>> begin INPUT FOR THIS TASK

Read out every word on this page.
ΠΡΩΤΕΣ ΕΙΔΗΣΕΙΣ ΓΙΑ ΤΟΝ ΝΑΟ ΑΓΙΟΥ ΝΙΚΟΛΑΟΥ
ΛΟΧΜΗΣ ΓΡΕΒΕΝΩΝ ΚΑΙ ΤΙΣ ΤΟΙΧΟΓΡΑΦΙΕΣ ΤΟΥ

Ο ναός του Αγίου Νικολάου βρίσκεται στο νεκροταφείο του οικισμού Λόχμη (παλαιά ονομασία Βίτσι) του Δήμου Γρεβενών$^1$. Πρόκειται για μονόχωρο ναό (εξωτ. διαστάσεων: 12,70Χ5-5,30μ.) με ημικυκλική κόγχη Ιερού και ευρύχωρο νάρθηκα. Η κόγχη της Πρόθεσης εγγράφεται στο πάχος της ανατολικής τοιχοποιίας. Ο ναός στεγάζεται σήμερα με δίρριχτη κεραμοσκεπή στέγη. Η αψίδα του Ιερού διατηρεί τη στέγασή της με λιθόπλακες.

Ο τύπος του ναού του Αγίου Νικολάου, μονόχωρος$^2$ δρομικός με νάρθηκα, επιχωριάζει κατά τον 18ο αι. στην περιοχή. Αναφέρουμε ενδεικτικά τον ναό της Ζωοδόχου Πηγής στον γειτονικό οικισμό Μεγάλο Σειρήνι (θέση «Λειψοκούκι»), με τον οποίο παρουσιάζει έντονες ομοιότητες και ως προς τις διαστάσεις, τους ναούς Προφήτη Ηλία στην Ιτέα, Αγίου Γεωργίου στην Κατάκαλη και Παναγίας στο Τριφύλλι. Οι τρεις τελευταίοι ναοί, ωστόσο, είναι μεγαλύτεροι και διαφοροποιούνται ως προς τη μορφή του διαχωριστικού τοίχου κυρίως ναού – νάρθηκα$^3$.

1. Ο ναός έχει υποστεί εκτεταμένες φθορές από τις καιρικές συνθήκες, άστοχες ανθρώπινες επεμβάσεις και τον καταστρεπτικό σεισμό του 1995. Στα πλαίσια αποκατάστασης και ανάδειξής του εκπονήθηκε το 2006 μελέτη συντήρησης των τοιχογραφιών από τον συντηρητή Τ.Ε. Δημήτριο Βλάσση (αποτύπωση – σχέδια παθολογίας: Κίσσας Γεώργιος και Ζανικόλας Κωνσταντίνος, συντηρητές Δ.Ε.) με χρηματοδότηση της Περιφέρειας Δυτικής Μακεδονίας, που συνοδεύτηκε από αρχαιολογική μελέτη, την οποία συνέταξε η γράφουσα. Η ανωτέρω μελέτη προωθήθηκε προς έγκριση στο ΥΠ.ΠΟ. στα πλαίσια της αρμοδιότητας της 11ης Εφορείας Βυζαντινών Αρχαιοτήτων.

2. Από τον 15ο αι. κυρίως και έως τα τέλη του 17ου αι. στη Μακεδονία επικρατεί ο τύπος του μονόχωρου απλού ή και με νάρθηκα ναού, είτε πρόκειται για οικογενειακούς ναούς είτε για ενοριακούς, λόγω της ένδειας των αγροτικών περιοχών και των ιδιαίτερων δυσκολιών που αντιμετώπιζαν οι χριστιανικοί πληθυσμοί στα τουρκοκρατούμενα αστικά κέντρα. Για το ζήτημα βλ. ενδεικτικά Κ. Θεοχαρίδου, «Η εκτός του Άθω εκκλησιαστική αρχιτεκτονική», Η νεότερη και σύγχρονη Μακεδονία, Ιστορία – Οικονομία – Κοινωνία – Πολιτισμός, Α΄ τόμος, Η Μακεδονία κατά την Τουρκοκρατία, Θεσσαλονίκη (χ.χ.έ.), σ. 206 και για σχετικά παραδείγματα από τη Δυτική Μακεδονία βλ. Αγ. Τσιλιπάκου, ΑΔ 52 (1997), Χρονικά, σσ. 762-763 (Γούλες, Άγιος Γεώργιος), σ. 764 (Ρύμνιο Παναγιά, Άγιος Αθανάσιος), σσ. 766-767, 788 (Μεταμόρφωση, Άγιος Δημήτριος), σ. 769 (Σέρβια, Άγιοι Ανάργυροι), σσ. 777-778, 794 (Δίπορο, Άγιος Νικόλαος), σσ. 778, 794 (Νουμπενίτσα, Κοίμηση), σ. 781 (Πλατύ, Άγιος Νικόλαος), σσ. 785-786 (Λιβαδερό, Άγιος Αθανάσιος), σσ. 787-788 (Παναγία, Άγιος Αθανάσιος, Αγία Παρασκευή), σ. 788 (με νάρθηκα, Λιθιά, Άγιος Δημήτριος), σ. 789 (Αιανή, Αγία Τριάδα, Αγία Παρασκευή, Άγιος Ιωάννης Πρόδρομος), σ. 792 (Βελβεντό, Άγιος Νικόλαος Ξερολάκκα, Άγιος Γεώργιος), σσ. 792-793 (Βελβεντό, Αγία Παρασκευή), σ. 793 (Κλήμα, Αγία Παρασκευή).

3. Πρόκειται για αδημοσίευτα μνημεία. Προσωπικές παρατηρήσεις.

>> end INPUT FOR THIS TASK

TASK:
Go through the data and return every record exactly.

RESULT:
Read out every word on this page.
ΠΡΩΤΕΣ ΕΙΔΗΣΕΙΣ ΓΙΑ ΤΟΝ ΝΑΟ ΑΓΙΟΥ ΝΙΚΟΛΑΟΥ
ΛΟΧΜΗΣ ΓΡΕΒΕΝΩΝ ΚΑΙ ΤΙΣ ΤΟΙΧΟΓΡΑΦΙΕΣ ΤΟΥ

Ο ναός του Αγίου Νικολάου βρίσκεται στο νεκροταφείο του οικισμού Λόχμη (παλαιά ονομασία Βίτσι) του Δήμου Γρεβενών$^1$. Πρόκειται για μονόχωρο ναό (εξωτ. διαστάσεων: 12,70Χ5-5,30μ.) με ημικυκλική κόγχη Ιερού και ευρύχωρο νάρθηκα. Η κόγχη της Πρόθεσης εγγράφεται στο πάχος της ανατολικής τοιχοποιίας. Ο ναός στεγάζεται σήμερα με δίρριχτη κεραμοσκεπή στέγη. Η αψίδα του Ιερού διατηρεί τη στέγασή της με λιθόπλακες.

Ο τύπος του ναού του Αγίου Νικολάου, μονόχωρος$^2$ δρομικός με νάρθηκα, επιχωριάζει κατά τον 18ο αι. στην περιοχή. Αναφέρουμε ενδεικτικά τον ναό της Ζωοδόχου Πηγής στον γειτονικό οικισμό Μεγάλο Σειρήνι (θέση «Λειψοκούκι»), με τον οποίο παρουσιάζει έντονες ομοιότητες και ως προς τις διαστάσεις, τους ναούς Προφήτη Ηλία στην Ιτέα, Αγίου Γεωργίου στην Κατάκαλη και Παναγίας στο Τριφύλλι. Οι τρεις τελευταίοι ναοί, ωστόσο, είναι μεγαλύτεροι και διαφοροποιούνται ως προς τη μορφή του διαχωριστικού τοίχου κυρίως ναού – νάρθηκα$^3$.

1. Ο ναός έχει υποστεί εκτεταμένες φθορές από τις καιρικές συνθήκες, άστοχες ανθρώπινες επεμβάσεις και τον καταστρεπτικό σεισμό του 1995. Στα πλαίσια αποκατάστασης και ανάδειξής του εκπονήθηκε το 2006 μελέτη συντήρησης των τοιχογραφιών από τον συντηρητή Τ.Ε. Δημήτριο Βλάσση (αποτύπωση – σχέδια παθολογίας: Κίσσας Γεώργιος και Ζανικόλας Κωνσταντίνος, συντηρητές Δ.Ε.) με χρηματοδότηση της Περιφέρειας Δυτικής Μακεδονίας, που συνοδεύτηκε από αρχαιολογική μελέτη, την οποία συνέταξε η γράφουσα. Η ανωτέρω μελέτη προωθήθηκε προς έγκριση στο ΥΠ.ΠΟ. στα πλαίσια της αρμοδιότητας της 11ης Εφορείας Βυζαντινών Αρχαιοτήτων.

2. Από τον 15ο αι. κυρίως και έως τα τέλη του 17ου αι. στη Μακεδονία επικρατεί ο τύπος του μονόχωρου απλού ή και με νάρθηκα ναού, είτε πρόκειται για οικογενειακούς ναούς είτε για ενοριακούς, λόγω της ένδειας των αγροτικών περιοχών και των ιδιαίτερων δυσκολιών που αντιμετώπιζαν οι χριστιανικοί πληθυσμοί στα τουρκοκρατούμενα αστικά κέντρα. Για το ζήτημα βλ. ενδεικτικά Κ. Θεοχαρίδου, «Η εκτός του Άθω εκκλησιαστική αρχιτεκτονική», Η νεότερη και σύγχρονη Μακεδονία, Ιστορία – Οικονομία – Κοινωνία – Πολιτισμός, Α΄ τόμος, Η Μακεδονία κατά την Τουρκοκρατία, Θεσσαλονίκη (χ.χ.έ.), σ. 206 και για σχετικά παραδείγματα από τη Δυτική Μακεδονία βλ. Αγ. Τσιλιπάκου, ΑΔ 52 (1997), Χρονικά, σσ. 762-763 (Γούλες, Άγιος Γεώργιος), σ. 764 (Ρύμνιο Παναγιά, Άγιος Αθανάσιος), σσ. 766-767, 788 (Μεταμόρφωση, Άγιος Δημήτριος), σ. 769 (Σέρβια, Άγιοι Ανάργυροι), σσ. 777-778, 794 (Δίπορο, Άγιος Νικόλαος), σσ. 778, 794 (Νουμπενίτσα, Κοίμηση), σ. 781 (Πλατύ, Άγιος Νικόλαος), σσ. 785-786 (Λιβαδερό, Άγιος Αθανάσιος), σσ. 787-788 (Παναγία, Άγιος Αθανάσιος, Αγία Παρασκευή), σ. 788 (με νάρθηκα, Λιθιά, Άγιος Δημήτριος), σ. 789 (Αιανή, Αγία Τριάδα, Αγία Παρασκευή, Άγιος Ιωάννης Πρόδρομος), σ. 792 (Βελβεντό, Άγιος Νικόλαος Ξερολάκκα, Άγιος Γεώργιος), σσ. 792-793 (Βελβεντό, Αγία Παρασκευή), σ. 793 (Κλήμα, Αγία Παρασκευή).

3. Πρόκειται για αδημοσίευτα μνημεία. Προσωπικές παρατηρήσεις.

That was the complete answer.